Every line with the string "DEFM" should be gathered.
[begin Records supplied]
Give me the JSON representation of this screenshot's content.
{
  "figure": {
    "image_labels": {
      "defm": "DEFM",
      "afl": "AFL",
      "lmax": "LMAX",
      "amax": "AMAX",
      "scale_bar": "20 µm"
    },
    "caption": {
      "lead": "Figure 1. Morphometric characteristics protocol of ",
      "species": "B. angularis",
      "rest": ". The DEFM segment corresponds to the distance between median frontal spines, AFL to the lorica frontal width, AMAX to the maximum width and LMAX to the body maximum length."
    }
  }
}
[end Records supplied]
▸ **Complete output**:
      "defm": "DEFM",
      "rest": ". The DEFM segment corresponds to the distance between median frontal spines, AFL to the lorica frontal width, AMAX to the maximum width and LMAX to the body maximum length."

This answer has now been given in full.